------ Records shown

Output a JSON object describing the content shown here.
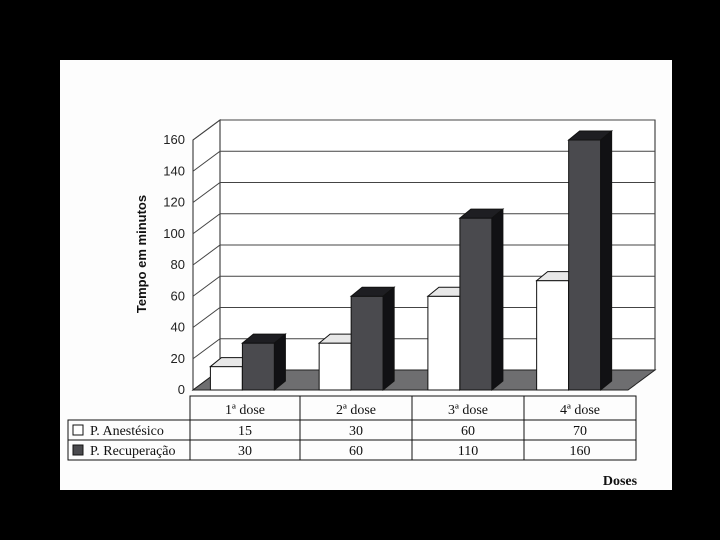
{
  "chart_data": {
    "type": "bar",
    "categories": [
      "1ª dose",
      "2ª dose",
      "3ª dose",
      "4ª dose"
    ],
    "series": [
      {
        "name": "P. Anestésico",
        "values": [
          15,
          30,
          60,
          70
        ],
        "color": "#ffffff"
      },
      {
        "name": "P. Recuperação",
        "values": [
          30,
          60,
          110,
          160
        ],
        "color": "#4a4a4e"
      }
    ],
    "ylabel": "Tempo em minutos",
    "xlabel": "Doses",
    "ylim": [
      0,
      160
    ],
    "yticks": [
      0,
      20,
      40,
      60,
      80,
      100,
      120,
      140,
      160
    ],
    "grid": true,
    "legend": "data-table-below",
    "style": "3d"
  }
}
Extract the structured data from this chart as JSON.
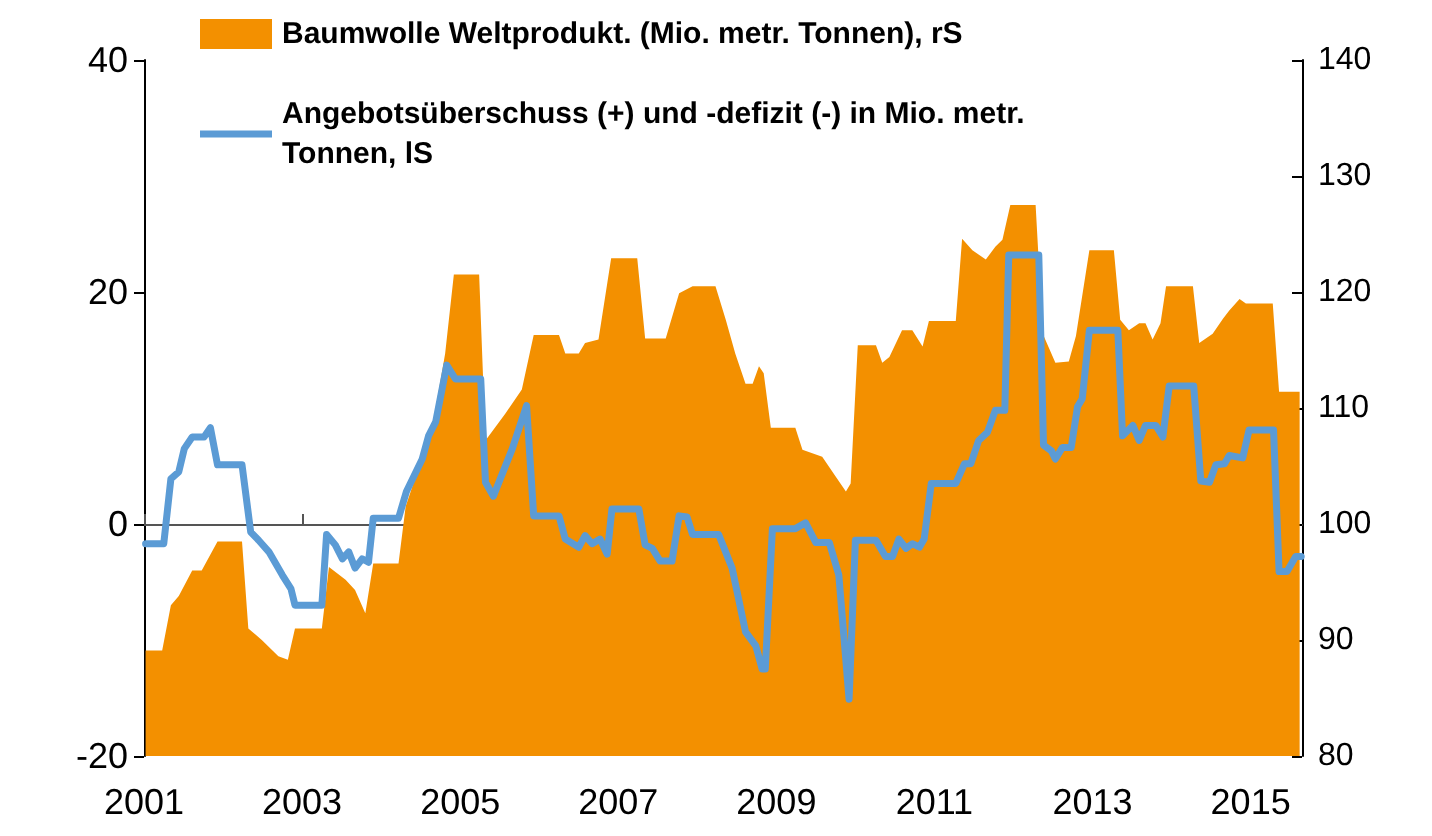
{
  "chart_data": {
    "type": "line",
    "xlim": [
      2001,
      2015.65
    ],
    "xticks": [
      2001,
      2003,
      2005,
      2007,
      2009,
      2011,
      2013,
      2015
    ],
    "ylim": [
      -20,
      40
    ],
    "yticks": [
      -20,
      0,
      20,
      40
    ],
    "y2lim": [
      80,
      140
    ],
    "y2ticks": [
      80,
      90,
      100,
      110,
      120,
      130,
      140
    ],
    "legend": "top",
    "marker": "none",
    "line_style": "solid",
    "series": [
      {
        "name": "Baumwolle Weltprodukt. (Mio. metr. Tonnen), rS",
        "type": "area",
        "axis": "y2",
        "color": "#f39000",
        "x": [
          2001.02,
          2001.23,
          2001.34,
          2001.44,
          2001.61,
          2001.73,
          2001.93,
          2002.24,
          2002.32,
          2002.49,
          2002.7,
          2002.82,
          2002.91,
          2003.25,
          2003.34,
          2003.55,
          2003.67,
          2003.8,
          2003.9,
          2004.22,
          2004.31,
          2004.65,
          2004.81,
          2004.92,
          2005.24,
          2005.32,
          2005.57,
          2005.78,
          2005.93,
          2006.25,
          2006.33,
          2006.5,
          2006.58,
          2006.75,
          2006.91,
          2007.24,
          2007.34,
          2007.6,
          2007.77,
          2007.94,
          2008.23,
          2008.36,
          2008.48,
          2008.61,
          2008.7,
          2008.78,
          2008.84,
          2008.93,
          2009.24,
          2009.33,
          2009.58,
          2009.75,
          2009.88,
          2009.94,
          2010.03,
          2010.26,
          2010.34,
          2010.43,
          2010.59,
          2010.72,
          2010.85,
          2010.93,
          2011.27,
          2011.35,
          2011.48,
          2011.65,
          2011.77,
          2011.86,
          2011.96,
          2012.28,
          2012.37,
          2012.53,
          2012.7,
          2012.79,
          2012.96,
          2013.27,
          2013.35,
          2013.46,
          2013.59,
          2013.67,
          2013.76,
          2013.86,
          2013.93,
          2014.27,
          2014.35,
          2014.52,
          2014.65,
          2014.73,
          2014.86,
          2014.94,
          2015.28,
          2015.36,
          2015.62
        ],
        "values": [
          89.1,
          89.1,
          93,
          93.8,
          96,
          96,
          98.5,
          98.5,
          91,
          90,
          88.6,
          88.3,
          91,
          91,
          96.3,
          95.2,
          94.3,
          92.3,
          96.6,
          96.6,
          101.5,
          108.4,
          114.7,
          121.5,
          121.5,
          107.2,
          109.5,
          111.6,
          116.3,
          116.3,
          114.7,
          114.7,
          115.6,
          115.9,
          122.9,
          122.9,
          116,
          116,
          119.9,
          120.5,
          120.5,
          117.6,
          114.7,
          112.1,
          112.1,
          113.6,
          113,
          108.3,
          108.3,
          106.4,
          105.8,
          104.1,
          102.8,
          103.5,
          115.4,
          115.4,
          113.9,
          114.4,
          116.7,
          116.7,
          115.3,
          117.5,
          117.5,
          124.6,
          123.6,
          122.8,
          123.9,
          124.5,
          127.5,
          127.5,
          116.4,
          113.9,
          114,
          116.2,
          123.6,
          123.6,
          117.6,
          116.7,
          117.3,
          117.3,
          115.9,
          117.3,
          120.5,
          120.5,
          115.6,
          116.4,
          117.7,
          118.4,
          119.4,
          119,
          119,
          111.4,
          111.4
        ]
      },
      {
        "name": "Angebotsüberschuss (+) und -defizit (-) in Mio. metr. Tonnen, lS",
        "type": "line",
        "color": "#5b9bd5",
        "x": [
          2001.02,
          2001.25,
          2001.34,
          2001.44,
          2001.51,
          2001.61,
          2001.76,
          2001.84,
          2001.93,
          2002.24,
          2002.35,
          2002.45,
          2002.58,
          2002.75,
          2002.86,
          2002.91,
          2003.25,
          2003.31,
          2003.42,
          2003.51,
          2003.59,
          2003.67,
          2003.76,
          2003.84,
          2003.9,
          2004.22,
          2004.32,
          2004.52,
          2004.6,
          2004.69,
          2004.83,
          2004.94,
          2005.26,
          2005.32,
          2005.42,
          2005.66,
          2005.84,
          2005.93,
          2006.25,
          2006.33,
          2006.5,
          2006.58,
          2006.67,
          2006.77,
          2006.86,
          2006.92,
          2007.26,
          2007.34,
          2007.43,
          2007.53,
          2007.68,
          2007.77,
          2007.87,
          2007.94,
          2008.27,
          2008.44,
          2008.61,
          2008.74,
          2008.82,
          2008.86,
          2008.95,
          2009.24,
          2009.37,
          2009.5,
          2009.67,
          2009.79,
          2009.92,
          2010,
          2010.26,
          2010.38,
          2010.47,
          2010.55,
          2010.64,
          2010.72,
          2010.81,
          2010.87,
          2010.96,
          2011.27,
          2011.38,
          2011.46,
          2011.56,
          2011.67,
          2011.77,
          2011.89,
          2011.94,
          2012.32,
          2012.38,
          2012.48,
          2012.53,
          2012.62,
          2012.73,
          2012.81,
          2012.87,
          2012.96,
          2013.32,
          2013.38,
          2013.51,
          2013.59,
          2013.67,
          2013.8,
          2013.89,
          2013.97,
          2014.28,
          2014.37,
          2014.48,
          2014.56,
          2014.67,
          2014.73,
          2014.9,
          2014.98,
          2015.29,
          2015.36,
          2015.46,
          2015.57,
          2015.64
        ],
        "values": [
          -1.7,
          -1.7,
          3.9,
          4.5,
          6.5,
          7.5,
          7.5,
          8.3,
          5.1,
          5.1,
          -0.7,
          -1.4,
          -2.4,
          -4.4,
          -5.6,
          -7,
          -7,
          -0.9,
          -1.8,
          -3,
          -2.4,
          -3.8,
          -3,
          -3.3,
          0.5,
          0.5,
          2.8,
          5.6,
          7.6,
          8.8,
          13.7,
          12.5,
          12.5,
          3.6,
          2.4,
          6.5,
          10.2,
          0.7,
          0.7,
          -1.3,
          -2,
          -1,
          -1.7,
          -1.3,
          -2.6,
          1.3,
          1.3,
          -1.8,
          -2.1,
          -3.2,
          -3.2,
          0.7,
          0.6,
          -0.9,
          -0.9,
          -3.8,
          -9.3,
          -10.5,
          -12.5,
          -12.5,
          -0.4,
          -0.4,
          0.1,
          -1.6,
          -1.6,
          -4.4,
          -15.1,
          -1.4,
          -1.4,
          -2.8,
          -2.8,
          -1.3,
          -2.1,
          -1.7,
          -2,
          -1.3,
          3.5,
          3.5,
          5.2,
          5.2,
          7.2,
          7.9,
          9.8,
          9.8,
          23.2,
          23.2,
          6.8,
          6.3,
          5.6,
          6.6,
          6.6,
          10.1,
          10.8,
          16.7,
          16.7,
          7.6,
          8.5,
          7.2,
          8.5,
          8.5,
          7.5,
          11.9,
          11.9,
          3.7,
          3.6,
          5.1,
          5.2,
          5.9,
          5.7,
          8.1,
          8.1,
          -4.1,
          -4.1,
          -2.8,
          -2.8
        ]
      }
    ]
  }
}
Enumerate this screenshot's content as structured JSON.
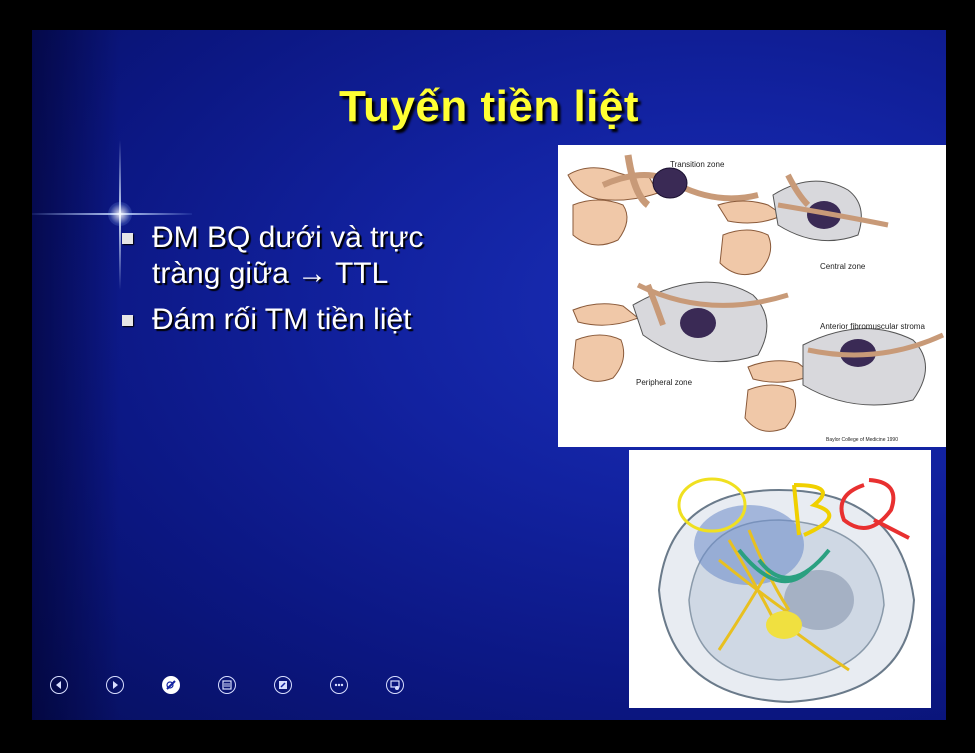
{
  "slide": {
    "title": "Tuyến tiền liệt",
    "bullets": [
      {
        "text_line1": "ĐM BQ dưới và trực",
        "text_line2": "tràng giữa → TTL"
      },
      {
        "text_line1": "Đám rối TM tiền liệt"
      }
    ]
  },
  "figure1": {
    "labels": {
      "transition": "Transition zone",
      "central": "Central zone",
      "peripheral": "Peripheral zone",
      "anterior": "Anterior fibromuscular stroma",
      "credit": "Baylor College of Medicine 1990"
    }
  },
  "figure2": {
    "annotation": "BQ"
  },
  "navigation": {
    "buttons": [
      "previous-icon",
      "next-icon",
      "pen-icon",
      "slides-icon",
      "zoom-icon",
      "more-icon",
      "presenter-icon"
    ]
  },
  "colors": {
    "title": "#ffff33",
    "background": "#1222a0",
    "text": "#ffffff"
  }
}
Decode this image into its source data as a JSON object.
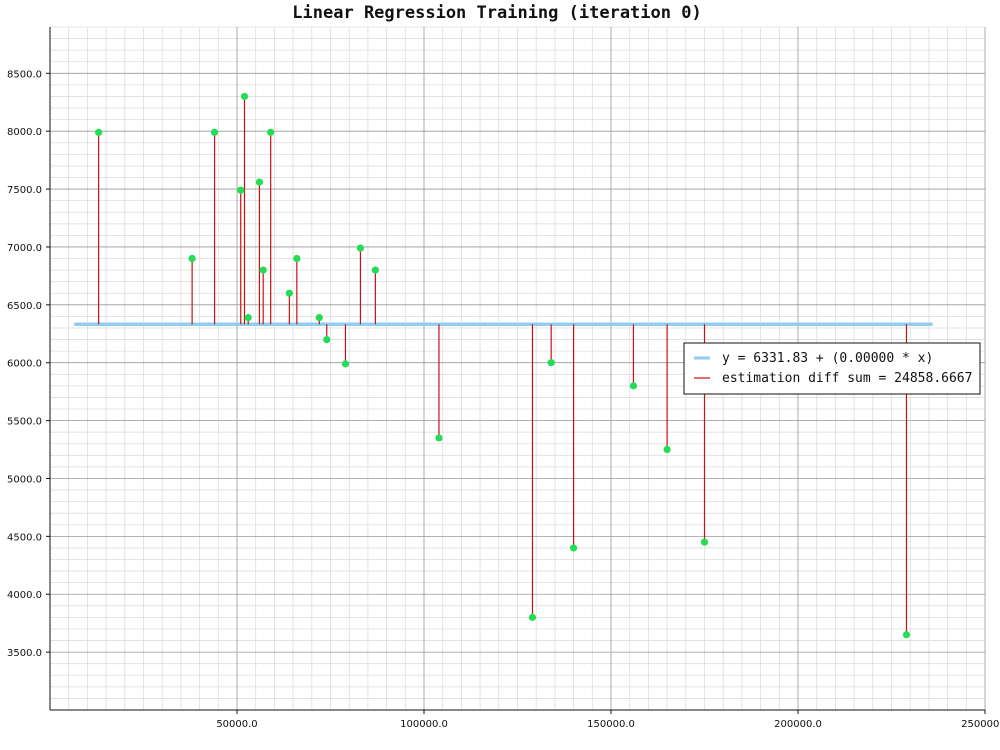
{
  "chart_data": {
    "type": "scatter",
    "title": "Linear Regression Training (iteration 0)",
    "xlabel": "",
    "ylabel": "",
    "xlim": [
      0,
      250000
    ],
    "ylim": [
      3000,
      8900
    ],
    "xticks": [
      50000,
      100000,
      150000,
      200000,
      250000
    ],
    "xtick_labels": [
      "50000.0",
      "100000.0",
      "150000.0",
      "200000.0",
      "250000.0"
    ],
    "yticks": [
      3500,
      4000,
      4500,
      5000,
      5500,
      6000,
      6500,
      7000,
      7500,
      8000,
      8500
    ],
    "ytick_labels": [
      "3500.0",
      "4000.0",
      "4500.0",
      "5000.0",
      "5500.0",
      "6000.0",
      "6500.0",
      "7000.0",
      "7500.0",
      "8000.0",
      "8500.0"
    ],
    "grid": true,
    "legend_position": "right",
    "regression_line": {
      "intercept": 6331.83,
      "slope": 0.0,
      "x_range": [
        6500,
        236000
      ]
    },
    "points": [
      {
        "x": 13000,
        "y": 7990
      },
      {
        "x": 38000,
        "y": 6900
      },
      {
        "x": 44000,
        "y": 7990
      },
      {
        "x": 51000,
        "y": 7490
      },
      {
        "x": 52000,
        "y": 8300
      },
      {
        "x": 53000,
        "y": 6390
      },
      {
        "x": 56000,
        "y": 7560
      },
      {
        "x": 57000,
        "y": 6800
      },
      {
        "x": 59000,
        "y": 7990
      },
      {
        "x": 64000,
        "y": 6600
      },
      {
        "x": 66000,
        "y": 6900
      },
      {
        "x": 72000,
        "y": 6390
      },
      {
        "x": 74000,
        "y": 6200
      },
      {
        "x": 79000,
        "y": 5990
      },
      {
        "x": 83000,
        "y": 6990
      },
      {
        "x": 87000,
        "y": 6800
      },
      {
        "x": 104000,
        "y": 5350
      },
      {
        "x": 129000,
        "y": 3800
      },
      {
        "x": 134000,
        "y": 6000
      },
      {
        "x": 140000,
        "y": 4400
      },
      {
        "x": 156000,
        "y": 5800
      },
      {
        "x": 165000,
        "y": 5250
      },
      {
        "x": 175000,
        "y": 4450
      },
      {
        "x": 229000,
        "y": 3650
      }
    ],
    "legend": [
      {
        "label": "y = 6331.83 + (0.00000 * x)",
        "color": "#90ceef"
      },
      {
        "label": "estimation diff sum = 24858.6667",
        "color": "#cc1111"
      }
    ],
    "colors": {
      "point": "#22dd55",
      "residual": "#cc1111",
      "regression": "#90ceef",
      "grid_major": "#999999",
      "grid_minor": "#dddddd"
    }
  }
}
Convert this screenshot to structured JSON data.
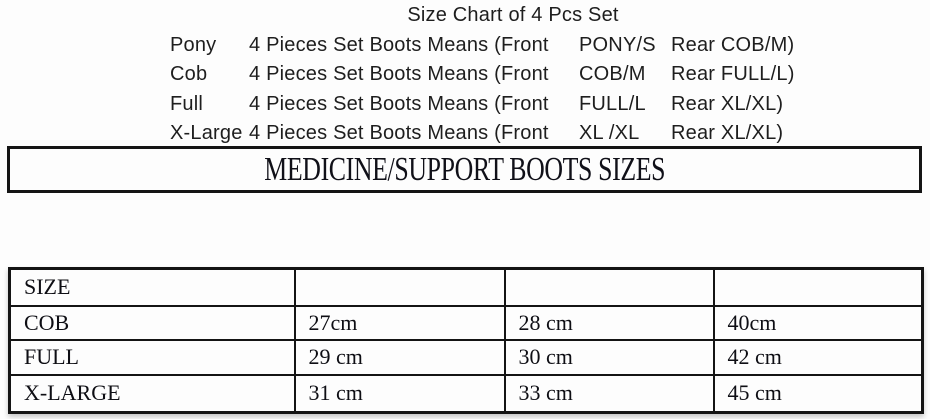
{
  "page": {
    "title": "Size Chart of 4 Pcs Set"
  },
  "size_list": {
    "rows": [
      {
        "label": "Pony",
        "description": "4 Pieces Set Boots Means (Front",
        "front": "PONY/S",
        "rear": "Rear COB/M)"
      },
      {
        "label": "Cob",
        "description": "4 Pieces Set Boots Means (Front",
        "front": "COB/M",
        "rear": "Rear FULL/L)"
      },
      {
        "label": "Full",
        "description": "4 Pieces Set Boots Means (Front",
        "front": "FULL/L",
        "rear": "Rear XL/XL)"
      },
      {
        "label": "X-Large",
        "description": "4 Pieces Set Boots Means (Front",
        "front": "XL /XL",
        "rear": "Rear XL/XL)"
      }
    ]
  },
  "banner": {
    "title": "MEDICINE/SUPPORT BOOTS SIZES"
  },
  "size_table": {
    "header": [
      "SIZE",
      "",
      "",
      ""
    ],
    "rows": [
      [
        "COB",
        "27cm",
        "28 cm",
        "40cm"
      ],
      [
        "FULL",
        "29 cm",
        "30 cm",
        "42 cm"
      ],
      [
        "X-LARGE",
        "31 cm",
        "33 cm",
        "45 cm"
      ]
    ]
  },
  "colors": {
    "background": "#fdfdfd",
    "text": "#1e1e1e",
    "border": "#141414"
  }
}
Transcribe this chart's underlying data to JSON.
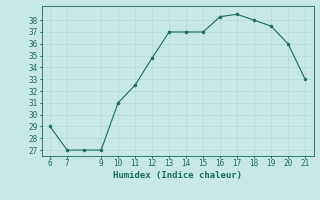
{
  "x": [
    6,
    7,
    8,
    9,
    10,
    11,
    12,
    13,
    14,
    15,
    16,
    17,
    18,
    19,
    20,
    21
  ],
  "y": [
    29,
    27,
    27,
    27,
    31,
    32.5,
    34.8,
    37,
    37,
    37,
    38.3,
    38.5,
    38,
    37.5,
    36,
    33
  ],
  "line_color": "#1a6b5a",
  "marker_color": "#1a6b5a",
  "bg_color": "#c8e8e8",
  "grid_color": "#b8d8d8",
  "xlabel": "Humidex (Indice chaleur)",
  "xlabel_fontsize": 6.5,
  "tick_fontsize": 5.5,
  "ylim": [
    26.5,
    39.2
  ],
  "xlim": [
    5.5,
    21.5
  ],
  "yticks": [
    27,
    28,
    29,
    30,
    31,
    32,
    33,
    34,
    35,
    36,
    37,
    38
  ],
  "xticks": [
    6,
    7,
    9,
    10,
    11,
    12,
    13,
    14,
    15,
    16,
    17,
    18,
    19,
    20,
    21
  ]
}
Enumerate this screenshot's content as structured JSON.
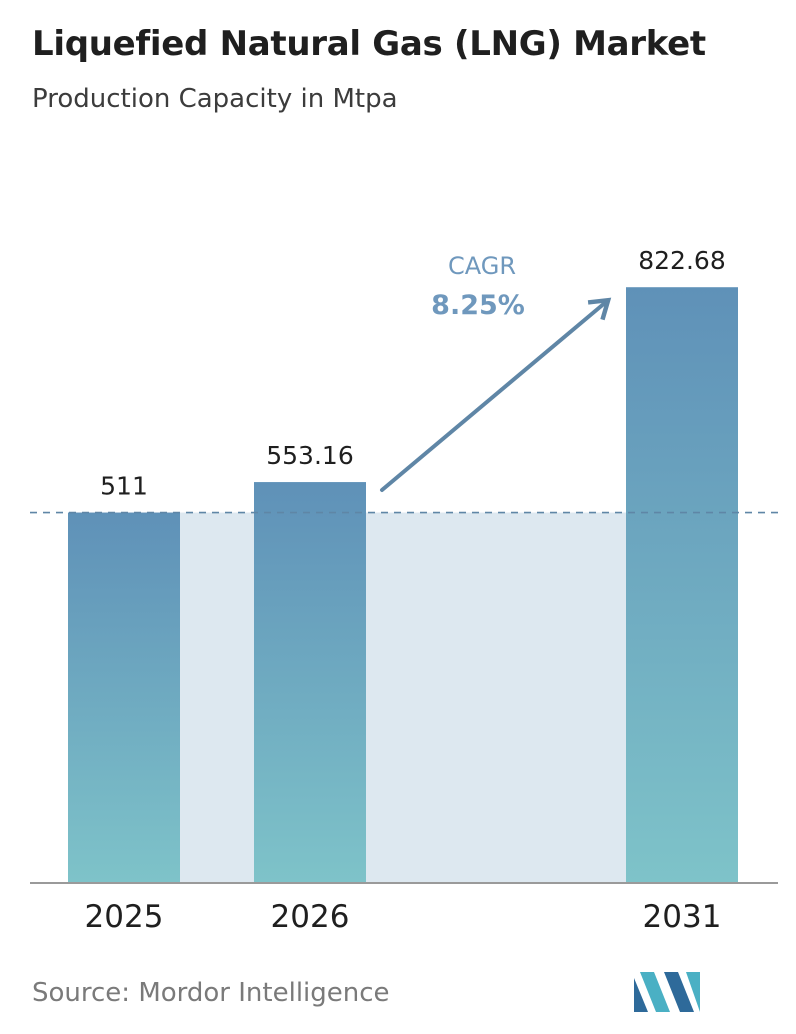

------------

Find the lines with the string "icon" and reproduce them.

      "previous-icon",
      "next-icon",
      "pen-icon",
      "slides-icon",
      "zoom-icon",
      "more-icon",
      "presenter-icon"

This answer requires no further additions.